[Collected data]
▬▬▬▬▬▬

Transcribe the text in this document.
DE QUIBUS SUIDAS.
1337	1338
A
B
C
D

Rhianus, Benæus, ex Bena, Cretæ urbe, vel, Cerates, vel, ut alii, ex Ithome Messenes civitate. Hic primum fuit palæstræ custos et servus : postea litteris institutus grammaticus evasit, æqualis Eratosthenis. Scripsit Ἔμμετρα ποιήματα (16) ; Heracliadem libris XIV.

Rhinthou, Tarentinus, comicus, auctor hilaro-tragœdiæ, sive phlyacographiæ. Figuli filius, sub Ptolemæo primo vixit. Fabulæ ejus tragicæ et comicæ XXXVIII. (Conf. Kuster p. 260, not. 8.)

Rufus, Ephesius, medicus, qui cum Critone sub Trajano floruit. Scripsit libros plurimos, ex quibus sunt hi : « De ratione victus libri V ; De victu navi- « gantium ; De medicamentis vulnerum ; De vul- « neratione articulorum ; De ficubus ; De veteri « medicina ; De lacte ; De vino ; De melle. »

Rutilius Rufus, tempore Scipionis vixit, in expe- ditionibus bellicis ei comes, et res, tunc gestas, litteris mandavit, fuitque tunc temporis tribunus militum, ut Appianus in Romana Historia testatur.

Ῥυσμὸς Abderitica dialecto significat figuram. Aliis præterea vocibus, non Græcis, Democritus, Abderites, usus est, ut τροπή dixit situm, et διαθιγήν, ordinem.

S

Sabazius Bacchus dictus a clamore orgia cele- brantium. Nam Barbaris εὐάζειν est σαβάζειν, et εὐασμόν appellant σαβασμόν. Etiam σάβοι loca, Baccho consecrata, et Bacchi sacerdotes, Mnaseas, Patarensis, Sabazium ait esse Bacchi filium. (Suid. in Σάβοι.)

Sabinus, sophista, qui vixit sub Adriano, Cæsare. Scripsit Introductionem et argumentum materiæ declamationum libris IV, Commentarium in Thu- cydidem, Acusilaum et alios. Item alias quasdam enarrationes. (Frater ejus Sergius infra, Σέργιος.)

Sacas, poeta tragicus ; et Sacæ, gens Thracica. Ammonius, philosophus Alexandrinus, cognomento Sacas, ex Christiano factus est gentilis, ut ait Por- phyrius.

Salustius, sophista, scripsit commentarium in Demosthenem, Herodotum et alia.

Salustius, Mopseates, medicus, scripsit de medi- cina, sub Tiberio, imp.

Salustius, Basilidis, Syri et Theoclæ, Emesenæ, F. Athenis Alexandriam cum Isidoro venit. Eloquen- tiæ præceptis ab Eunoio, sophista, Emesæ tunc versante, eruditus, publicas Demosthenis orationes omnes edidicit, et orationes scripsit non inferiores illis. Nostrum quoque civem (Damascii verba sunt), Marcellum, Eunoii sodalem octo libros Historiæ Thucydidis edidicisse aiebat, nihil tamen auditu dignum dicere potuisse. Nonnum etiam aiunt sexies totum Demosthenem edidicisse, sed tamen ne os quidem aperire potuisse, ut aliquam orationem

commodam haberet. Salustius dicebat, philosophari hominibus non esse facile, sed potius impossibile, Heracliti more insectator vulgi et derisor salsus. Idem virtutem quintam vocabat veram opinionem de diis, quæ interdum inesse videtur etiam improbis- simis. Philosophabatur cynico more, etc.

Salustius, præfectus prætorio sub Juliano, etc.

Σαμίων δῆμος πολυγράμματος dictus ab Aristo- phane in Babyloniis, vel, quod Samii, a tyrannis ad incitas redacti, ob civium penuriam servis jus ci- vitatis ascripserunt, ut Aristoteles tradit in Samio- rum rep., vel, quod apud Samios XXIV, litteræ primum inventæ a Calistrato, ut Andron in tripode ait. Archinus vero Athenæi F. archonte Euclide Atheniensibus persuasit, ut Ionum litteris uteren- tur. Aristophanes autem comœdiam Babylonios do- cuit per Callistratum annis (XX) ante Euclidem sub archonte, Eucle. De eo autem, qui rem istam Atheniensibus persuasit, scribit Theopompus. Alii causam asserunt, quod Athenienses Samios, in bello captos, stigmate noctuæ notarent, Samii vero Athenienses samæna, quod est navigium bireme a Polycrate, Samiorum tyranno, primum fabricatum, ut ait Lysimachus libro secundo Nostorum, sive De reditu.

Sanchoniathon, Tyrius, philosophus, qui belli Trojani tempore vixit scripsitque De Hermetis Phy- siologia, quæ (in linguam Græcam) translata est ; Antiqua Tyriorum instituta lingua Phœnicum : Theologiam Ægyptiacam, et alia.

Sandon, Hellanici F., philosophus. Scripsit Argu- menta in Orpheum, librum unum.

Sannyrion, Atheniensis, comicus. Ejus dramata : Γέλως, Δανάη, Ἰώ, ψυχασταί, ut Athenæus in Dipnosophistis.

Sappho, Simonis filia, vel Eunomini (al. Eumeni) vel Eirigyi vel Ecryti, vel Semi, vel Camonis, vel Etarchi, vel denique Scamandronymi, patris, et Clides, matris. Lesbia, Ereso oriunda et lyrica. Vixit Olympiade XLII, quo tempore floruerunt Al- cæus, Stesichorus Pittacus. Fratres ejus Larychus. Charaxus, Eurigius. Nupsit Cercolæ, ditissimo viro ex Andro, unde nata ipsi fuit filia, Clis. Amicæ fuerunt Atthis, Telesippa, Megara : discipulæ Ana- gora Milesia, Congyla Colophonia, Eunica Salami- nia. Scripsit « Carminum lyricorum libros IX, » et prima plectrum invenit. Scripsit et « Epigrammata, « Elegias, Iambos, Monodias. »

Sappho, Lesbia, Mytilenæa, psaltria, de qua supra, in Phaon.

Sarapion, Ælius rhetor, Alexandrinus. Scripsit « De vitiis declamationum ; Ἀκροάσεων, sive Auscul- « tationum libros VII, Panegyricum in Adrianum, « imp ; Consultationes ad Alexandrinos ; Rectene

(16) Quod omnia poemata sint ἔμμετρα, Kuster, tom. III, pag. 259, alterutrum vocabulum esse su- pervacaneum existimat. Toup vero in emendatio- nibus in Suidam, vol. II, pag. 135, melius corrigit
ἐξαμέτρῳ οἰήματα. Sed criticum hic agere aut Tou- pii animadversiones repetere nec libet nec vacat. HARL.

▬▬▬▬▬▬

### OBJECTIVE
Extract the complete listing verbatim.

### PROBLEM SOLUTION
Transcribe the text in this document.
DE QUIBUS SUIDAS.
1337	1338
A
B
C
D

Rhianus, Benæus, ex Bena, Cretæ urbe, vel, Cerates, vel, ut alii, ex Ithome Messenes civitate. Hic primum fuit palæstræ custos et servus : postea litteris institutus grammaticus evasit, æqualis Eratosthenis. Scripsit Ἔμμετρα ποιήματα (16) ; Heracliadem libris XIV.

Rhinthou, Tarentinus, comicus, auctor hilaro-tragœdiæ, sive phlyacographiæ. Figuli filius, sub Ptolemæo primo vixit. Fabulæ ejus tragicæ et comicæ XXXVIII. (Conf. Kuster p. 260, not. 8.)

Rufus, Ephesius, medicus, qui cum Critone sub Trajano floruit. Scripsit libros plurimos, ex quibus sunt hi : « De ratione victus libri V ; De victu navi- « gantium ; De medicamentis vulnerum ; De vul- « neratione articulorum ; De ficubus ; De veteri « medicina ; De lacte ; De vino ; De melle. »

Rutilius Rufus, tempore Scipionis vixit, in expe- ditionibus bellicis ei comes, et res, tunc gestas, litteris mandavit, fuitque tunc temporis tribunus militum, ut Appianus in Romana Historia testatur.

Ῥυσμὸς Abderitica dialecto significat figuram. Aliis præterea vocibus, non Græcis, Democritus, Abderites, usus est, ut τροπή dixit situm, et διαθιγήν, ordinem.

S

Sabazius Bacchus dictus a clamore orgia cele- brantium. Nam Barbaris εὐάζειν est σαβάζειν, et εὐασμόν appellant σαβασμόν. Etiam σάβοι loca, Baccho consecrata, et Bacchi sacerdotes, Mnaseas, Patarensis, Sabazium ait esse Bacchi filium. (Suid. in Σάβοι.)

Sabinus, sophista, qui vixit sub Adriano, Cæsare. Scripsit Introductionem et argumentum materiæ declamationum libris IV, Commentarium in Thu- cydidem, Acusilaum et alios. Item alias quasdam enarrationes. (Frater ejus Sergius infra, Σέργιος.)

Sacas, poeta tragicus ; et Sacæ, gens Thracica. Ammonius, philosophus Alexandrinus, cognomento Sacas, ex Christiano factus est gentilis, ut ait Por- phyrius.

Salustius, sophista, scripsit commentarium in Demosthenem, Herodotum et alia.

Salustius, Mopseates, medicus, scripsit de medi- cina, sub Tiberio, imp.

Salustius, Basilidis, Syri et Theoclæ, Emesenæ, F. Athenis Alexandriam cum Isidoro venit. Eloquen- tiæ præceptis ab Eunoio, sophista, Emesæ tunc versante, eruditus, publicas Demosthenis orationes omnes edidicit, et orationes scripsit non inferiores illis. Nostrum quoque civem (Damascii verba sunt), Marcellum, Eunoii sodalem octo libros Historiæ Thucydidis edidicisse aiebat, nihil tamen auditu dignum dicere potuisse. Nonnum etiam aiunt sexies totum Demosthenem edidicisse, sed tamen ne os quidem aperire potuisse, ut aliquam orationem

commodam haberet. Salustius dicebat, philosophari hominibus non esse facile, sed potius impossibile, Heracliti more insectator vulgi et derisor salsus. Idem virtutem quintam vocabat veram opinionem de diis, quæ interdum inesse videtur etiam improbis- simis. Philosophabatur cynico more, etc.

Salustius, præfectus prætorio sub Juliano, etc.

Σαμίων δῆμος πολυγράμματος dictus ab Aristo- phane in Babyloniis, vel, quod Samii, a tyrannis ad incitas redacti, ob civium penuriam servis jus ci- vitatis ascripserunt, ut Aristoteles tradit in Samio- rum rep., vel, quod apud Samios XXIV, litteræ primum inventæ a Calistrato, ut Andron in tripode ait. Archinus vero Athenæi F. archonte Euclide Atheniensibus persuasit, ut Ionum litteris uteren- tur. Aristophanes autem comœdiam Babylonios do- cuit per Callistratum annis (XX) ante Euclidem sub archonte, Eucle. De eo autem, qui rem istam Atheniensibus persuasit, scribit Theopompus. Alii causam asserunt, quod Athenienses Samios, in bello captos, stigmate noctuæ notarent, Samii vero Athenienses samæna, quod est navigium bireme a Polycrate, Samiorum tyranno, primum fabricatum, ut ait Lysimachus libro secundo Nostorum, sive De reditu.

Sanchoniathon, Tyrius, philosophus, qui belli Trojani tempore vixit scripsitque De Hermetis Phy- siologia, quæ (in linguam Græcam) translata est ; Antiqua Tyriorum instituta lingua Phœnicum : Theologiam Ægyptiacam, et alia.

Sandon, Hellanici F., philosophus. Scripsit Argu- menta in Orpheum, librum unum.

Sannyrion, Atheniensis, comicus. Ejus dramata : Γέλως, Δανάη, Ἰώ, ψυχασταί, ut Athenæus in Dipnosophistis.

Sappho, Simonis filia, vel Eunomini (al. Eumeni) vel Eirigyi vel Ecryti, vel Semi, vel Camonis, vel Etarchi, vel denique Scamandronymi, patris, et Clides, matris. Lesbia, Ereso oriunda et lyrica. Vixit Olympiade XLII, quo tempore floruerunt Al- cæus, Stesichorus Pittacus. Fratres ejus Larychus. Charaxus, Eurigius. Nupsit Cercolæ, ditissimo viro ex Andro, unde nata ipsi fuit filia, Clis. Amicæ fuerunt Atthis, Telesippa, Megara : discipulæ Ana- gora Milesia, Congyla Colophonia, Eunica Salami- nia. Scripsit « Carminum lyricorum libros IX, » et prima plectrum invenit. Scripsit et « Epigrammata, « Elegias, Iambos, Monodias. »

Sappho, Lesbia, Mytilenæa, psaltria, de qua supra, in Phaon.

Sarapion, Ælius rhetor, Alexandrinus. Scripsit « De vitiis declamationum ; Ἀκροάσεων, sive Auscul- « tationum libros VII, Panegyricum in Adrianum, « imp ; Consultationes ad Alexandrinos ; Rectene

(16) Quod omnia poemata sint ἔμμετρα, Kuster, tom. III, pag. 259, alterutrum vocabulum esse su- pervacaneum existimat. Toup vero in emendatio- nibus in Suidam, vol. II, pag. 135, melius corrigit
ἐξαμέτρῳ οἰήματα. Sed criticum hic agere aut Tou- pii animadversiones repetere nec libet nec vacat. HARL.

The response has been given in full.